Restate the whole listing exactly.

| Information given |
⁂

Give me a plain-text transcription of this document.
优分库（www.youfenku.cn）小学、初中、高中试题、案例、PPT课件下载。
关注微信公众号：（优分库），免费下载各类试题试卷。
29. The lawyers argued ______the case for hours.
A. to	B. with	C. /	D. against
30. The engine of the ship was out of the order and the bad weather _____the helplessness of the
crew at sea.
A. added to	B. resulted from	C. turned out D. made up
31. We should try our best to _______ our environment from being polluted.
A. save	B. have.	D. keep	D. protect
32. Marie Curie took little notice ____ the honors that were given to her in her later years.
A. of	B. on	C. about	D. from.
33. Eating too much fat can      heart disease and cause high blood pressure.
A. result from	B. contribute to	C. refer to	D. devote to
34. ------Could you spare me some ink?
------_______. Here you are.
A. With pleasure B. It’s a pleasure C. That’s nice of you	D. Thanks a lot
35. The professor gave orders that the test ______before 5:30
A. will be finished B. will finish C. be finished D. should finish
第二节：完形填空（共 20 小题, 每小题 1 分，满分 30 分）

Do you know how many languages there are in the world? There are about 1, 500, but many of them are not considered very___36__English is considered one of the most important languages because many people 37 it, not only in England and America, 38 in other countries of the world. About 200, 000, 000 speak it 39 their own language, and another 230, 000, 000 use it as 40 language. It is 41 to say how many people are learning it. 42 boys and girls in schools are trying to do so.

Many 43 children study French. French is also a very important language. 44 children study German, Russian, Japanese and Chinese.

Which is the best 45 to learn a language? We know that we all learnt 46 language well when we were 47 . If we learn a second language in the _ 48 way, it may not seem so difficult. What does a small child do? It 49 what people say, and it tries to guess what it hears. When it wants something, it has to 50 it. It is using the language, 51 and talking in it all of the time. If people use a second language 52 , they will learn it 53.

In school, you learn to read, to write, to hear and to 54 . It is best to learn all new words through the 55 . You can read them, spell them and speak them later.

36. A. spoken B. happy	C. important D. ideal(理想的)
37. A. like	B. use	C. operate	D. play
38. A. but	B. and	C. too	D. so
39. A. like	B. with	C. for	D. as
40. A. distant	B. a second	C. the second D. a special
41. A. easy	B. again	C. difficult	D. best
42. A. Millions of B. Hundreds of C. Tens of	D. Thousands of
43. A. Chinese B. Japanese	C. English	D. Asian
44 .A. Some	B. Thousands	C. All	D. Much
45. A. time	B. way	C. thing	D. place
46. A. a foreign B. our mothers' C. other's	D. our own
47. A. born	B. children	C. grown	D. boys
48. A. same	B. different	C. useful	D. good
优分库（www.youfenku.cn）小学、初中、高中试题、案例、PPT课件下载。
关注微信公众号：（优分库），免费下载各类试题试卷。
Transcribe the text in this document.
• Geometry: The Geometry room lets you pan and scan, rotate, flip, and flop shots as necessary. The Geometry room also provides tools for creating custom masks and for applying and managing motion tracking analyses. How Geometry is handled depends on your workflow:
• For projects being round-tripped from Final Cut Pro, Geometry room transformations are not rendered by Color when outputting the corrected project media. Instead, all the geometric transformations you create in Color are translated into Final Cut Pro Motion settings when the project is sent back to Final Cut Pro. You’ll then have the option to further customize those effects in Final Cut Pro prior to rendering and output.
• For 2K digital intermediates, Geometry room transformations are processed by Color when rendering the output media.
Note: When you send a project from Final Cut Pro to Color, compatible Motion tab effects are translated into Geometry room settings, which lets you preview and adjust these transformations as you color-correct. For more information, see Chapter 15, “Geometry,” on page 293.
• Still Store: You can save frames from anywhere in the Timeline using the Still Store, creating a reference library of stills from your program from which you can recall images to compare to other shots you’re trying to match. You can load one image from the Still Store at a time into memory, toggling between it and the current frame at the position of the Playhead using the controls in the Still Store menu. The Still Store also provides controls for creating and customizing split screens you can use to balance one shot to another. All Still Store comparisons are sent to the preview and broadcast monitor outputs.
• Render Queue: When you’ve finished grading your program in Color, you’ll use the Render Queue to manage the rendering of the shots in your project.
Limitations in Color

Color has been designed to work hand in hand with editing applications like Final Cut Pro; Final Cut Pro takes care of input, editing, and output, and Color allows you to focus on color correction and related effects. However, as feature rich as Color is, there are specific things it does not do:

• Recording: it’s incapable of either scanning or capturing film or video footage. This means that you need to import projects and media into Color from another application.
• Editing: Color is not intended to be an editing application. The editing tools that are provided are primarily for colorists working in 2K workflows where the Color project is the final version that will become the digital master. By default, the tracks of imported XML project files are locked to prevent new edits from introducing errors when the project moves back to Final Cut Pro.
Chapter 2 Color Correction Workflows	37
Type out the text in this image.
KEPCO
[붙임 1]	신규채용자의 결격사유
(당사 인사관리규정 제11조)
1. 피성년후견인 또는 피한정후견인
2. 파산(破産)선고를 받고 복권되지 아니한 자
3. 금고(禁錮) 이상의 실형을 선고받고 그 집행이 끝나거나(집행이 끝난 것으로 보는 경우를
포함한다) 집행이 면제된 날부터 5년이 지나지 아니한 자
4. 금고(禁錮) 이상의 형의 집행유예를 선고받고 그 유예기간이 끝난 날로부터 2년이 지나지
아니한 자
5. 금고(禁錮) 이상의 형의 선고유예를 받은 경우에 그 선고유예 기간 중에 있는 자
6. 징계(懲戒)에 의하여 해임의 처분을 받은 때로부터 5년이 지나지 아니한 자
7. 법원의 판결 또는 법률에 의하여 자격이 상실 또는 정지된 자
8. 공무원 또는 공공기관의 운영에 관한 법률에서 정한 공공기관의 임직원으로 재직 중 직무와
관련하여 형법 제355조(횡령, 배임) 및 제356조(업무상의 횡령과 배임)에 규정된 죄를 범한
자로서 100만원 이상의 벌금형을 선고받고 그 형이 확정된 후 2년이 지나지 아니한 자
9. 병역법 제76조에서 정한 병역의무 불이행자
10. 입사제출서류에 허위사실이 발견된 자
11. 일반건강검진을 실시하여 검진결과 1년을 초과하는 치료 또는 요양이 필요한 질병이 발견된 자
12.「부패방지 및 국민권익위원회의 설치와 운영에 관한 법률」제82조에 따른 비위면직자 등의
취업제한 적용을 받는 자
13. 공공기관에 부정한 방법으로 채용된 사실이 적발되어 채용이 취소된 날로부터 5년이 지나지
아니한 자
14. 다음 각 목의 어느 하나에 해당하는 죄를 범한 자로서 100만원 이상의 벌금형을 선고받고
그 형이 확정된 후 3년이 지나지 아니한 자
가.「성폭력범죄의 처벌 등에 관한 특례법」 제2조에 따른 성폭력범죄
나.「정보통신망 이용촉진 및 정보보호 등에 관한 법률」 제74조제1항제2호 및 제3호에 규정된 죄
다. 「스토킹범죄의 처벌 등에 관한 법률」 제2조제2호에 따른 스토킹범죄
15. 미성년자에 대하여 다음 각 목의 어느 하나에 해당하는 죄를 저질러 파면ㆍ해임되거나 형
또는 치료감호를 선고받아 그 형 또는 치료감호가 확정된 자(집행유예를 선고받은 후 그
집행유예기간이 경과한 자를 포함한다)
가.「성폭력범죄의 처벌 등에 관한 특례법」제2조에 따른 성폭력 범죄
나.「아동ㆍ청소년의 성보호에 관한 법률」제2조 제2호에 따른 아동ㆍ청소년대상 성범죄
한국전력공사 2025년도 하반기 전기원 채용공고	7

⁂

| Final result |
Give me a plain-text transcription of this document.
优分库（www.youfenku.cn）小学、初中、高中试题、案例、PPT课件下载。
关注微信公众号：（优分库），免费下载各类试题试卷。
29. The lawyers argued ______the case for hours.
A. to	B. with	C. /	D. against
30. The engine of the ship was out of the order and the bad weather _____the helplessness of the
crew at sea.
A. added to	B. resulted from	C. turned out D. made up
31. We should try our best to _______ our environment from being polluted.
A. save	B. have.	D. keep	D. protect
32. Marie Curie took little notice ____ the honors that were given to her in her later years.
A. of	B. on	C. about	D. from.
33. Eating too much fat can      heart disease and cause high blood pressure.
A. result from	B. contribute to	C. refer to	D. devote to
34. ------Could you spare me some ink?
------_______. Here you are.
A. With pleasure B. It’s a pleasure C. That’s nice of you	D. Thanks a lot
35. The professor gave orders that the test ______before 5:30
A. will be finished B. will finish C. be finished D. should finish
第二节：完形填空（共 20 小题, 每小题 1 分，满分 30 分）

Do you know how many languages there are in the world? There are about 1, 500, but many of them are not considered very___36__English is considered one of the most important languages because many people 37 it, not only in England and America, 38 in other countries of the world. About 200, 000, 000 speak it 39 their own language, and another 230, 000, 000 use it as 40 language. It is 41 to say how many people are learning it. 42 boys and girls in schools are trying to do so.

Many 43 children study French. French is also a very important language. 44 children study German, Russian, Japanese and Chinese.

Which is the best 45 to learn a language? We know that we all learnt 46 language well when we were 47 . If we learn a second language in the _ 48 way, it may not seem so difficult. What does a small child do? It 49 what people say, and it tries to guess what it hears. When it wants something, it has to 50 it. It is using the language, 51 and talking in it all of the time. If people use a second language 52 , they will learn it 53.

In school, you learn to read, to write, to hear and to 54 . It is best to learn all new words through the 55 . You can read them, spell them and speak them later.

36. A. spoken B. happy	C. important D. ideal(理想的)
37. A. like	B. use	C. operate	D. play
38. A. but	B. and	C. too	D. so
39. A. like	B. with	C. for	D. as
40. A. distant	B. a second	C. the second D. a special
41. A. easy	B. again	C. difficult	D. best
42. A. Millions of B. Hundreds of C. Tens of	D. Thousands of
43. A. Chinese B. Japanese	C. English	D. Asian
44 .A. Some	B. Thousands	C. All	D. Much
45. A. time	B. way	C. thing	D. place
46. A. a foreign B. our mothers' C. other's	D. our own
47. A. born	B. children	C. grown	D. boys
48. A. same	B. different	C. useful	D. good
优分库（www.youfenku.cn）小学、初中、高中试题、案例、PPT课件下载。
关注微信公众号：（优分库），免费下载各类试题试卷。
Transcribe the text in this document.
• Geometry: The Geometry room lets you pan and scan, rotate, flip, and flop shots as necessary. The Geometry room also provides tools for creating custom masks and for applying and managing motion tracking analyses. How Geometry is handled depends on your workflow:
• For projects being round-tripped from Final Cut Pro, Geometry room transformations are not rendered by Color when outputting the corrected project media. Instead, all the geometric transformations you create in Color are translated into Final Cut Pro Motion settings when the project is sent back to Final Cut Pro. You’ll then have the option to further customize those effects in Final Cut Pro prior to rendering and output.
• For 2K digital intermediates, Geometry room transformations are processed by Color when rendering the output media.
Note: When you send a project from Final Cut Pro to Color, compatible Motion tab effects are translated into Geometry room settings, which lets you preview and adjust these transformations as you color-correct. For more information, see Chapter 15, “Geometry,” on page 293.
• Still Store: You can save frames from anywhere in the Timeline using the Still Store, creating a reference library of stills from your program from which you can recall images to compare to other shots you’re trying to match. You can load one image from the Still Store at a time into memory, toggling between it and the current frame at the position of the Playhead using the controls in the Still Store menu. The Still Store also provides controls for creating and customizing split screens you can use to balance one shot to another. All Still Store comparisons are sent to the preview and broadcast monitor outputs.
• Render Queue: When you’ve finished grading your program in Color, you’ll use the Render Queue to manage the rendering of the shots in your project.
Limitations in Color

Color has been designed to work hand in hand with editing applications like Final Cut Pro; Final Cut Pro takes care of input, editing, and output, and Color allows you to focus on color correction and related effects. However, as feature rich as Color is, there are specific things it does not do:

• Recording: it’s incapable of either scanning or capturing film or video footage. This means that you need to import projects and media into Color from another application.
• Editing: Color is not intended to be an editing application. The editing tools that are provided are primarily for colorists working in 2K workflows where the Color project is the final version that will become the digital master. By default, the tracks of imported XML project files are locked to prevent new edits from introducing errors when the project moves back to Final Cut Pro.
Chapter 2 Color Correction Workflows	37
Type out the text in this image.
KEPCO
[붙임 1]	신규채용자의 결격사유
(당사 인사관리규정 제11조)
1. 피성년후견인 또는 피한정후견인
2. 파산(破産)선고를 받고 복권되지 아니한 자
3. 금고(禁錮) 이상의 실형을 선고받고 그 집행이 끝나거나(집행이 끝난 것으로 보는 경우를
포함한다) 집행이 면제된 날부터 5년이 지나지 아니한 자
4. 금고(禁錮) 이상의 형의 집행유예를 선고받고 그 유예기간이 끝난 날로부터 2년이 지나지
아니한 자
5. 금고(禁錮) 이상의 형의 선고유예를 받은 경우에 그 선고유예 기간 중에 있는 자
6. 징계(懲戒)에 의하여 해임의 처분을 받은 때로부터 5년이 지나지 아니한 자
7. 법원의 판결 또는 법률에 의하여 자격이 상실 또는 정지된 자
8. 공무원 또는 공공기관의 운영에 관한 법률에서 정한 공공기관의 임직원으로 재직 중 직무와
관련하여 형법 제355조(횡령, 배임) 및 제356조(업무상의 횡령과 배임)에 규정된 죄를 범한
자로서 100만원 이상의 벌금형을 선고받고 그 형이 확정된 후 2년이 지나지 아니한 자
9. 병역법 제76조에서 정한 병역의무 불이행자
10. 입사제출서류에 허위사실이 발견된 자
11. 일반건강검진을 실시하여 검진결과 1년을 초과하는 치료 또는 요양이 필요한 질병이 발견된 자
12.「부패방지 및 국민권익위원회의 설치와 운영에 관한 법률」제82조에 따른 비위면직자 등의
취업제한 적용을 받는 자
13. 공공기관에 부정한 방법으로 채용된 사실이 적발되어 채용이 취소된 날로부터 5년이 지나지
아니한 자
14. 다음 각 목의 어느 하나에 해당하는 죄를 범한 자로서 100만원 이상의 벌금형을 선고받고
그 형이 확정된 후 3년이 지나지 아니한 자
가.「성폭력범죄의 처벌 등에 관한 특례법」 제2조에 따른 성폭력범죄
나.「정보통신망 이용촉진 및 정보보호 등에 관한 법률」 제74조제1항제2호 및 제3호에 규정된 죄
다. 「스토킹범죄의 처벌 등에 관한 법률」 제2조제2호에 따른 스토킹범죄
15. 미성년자에 대하여 다음 각 목의 어느 하나에 해당하는 죄를 저질러 파면ㆍ해임되거나 형
또는 치료감호를 선고받아 그 형 또는 치료감호가 확정된 자(집행유예를 선고받은 후 그
집행유예기간이 경과한 자를 포함한다)
가.「성폭력범죄의 처벌 등에 관한 특례법」제2조에 따른 성폭력 범죄
나.「아동ㆍ청소년의 성보호에 관한 법률」제2조 제2호에 따른 아동ㆍ청소년대상 성범죄
한국전력공사 2025년도 하반기 전기원 채용공고	7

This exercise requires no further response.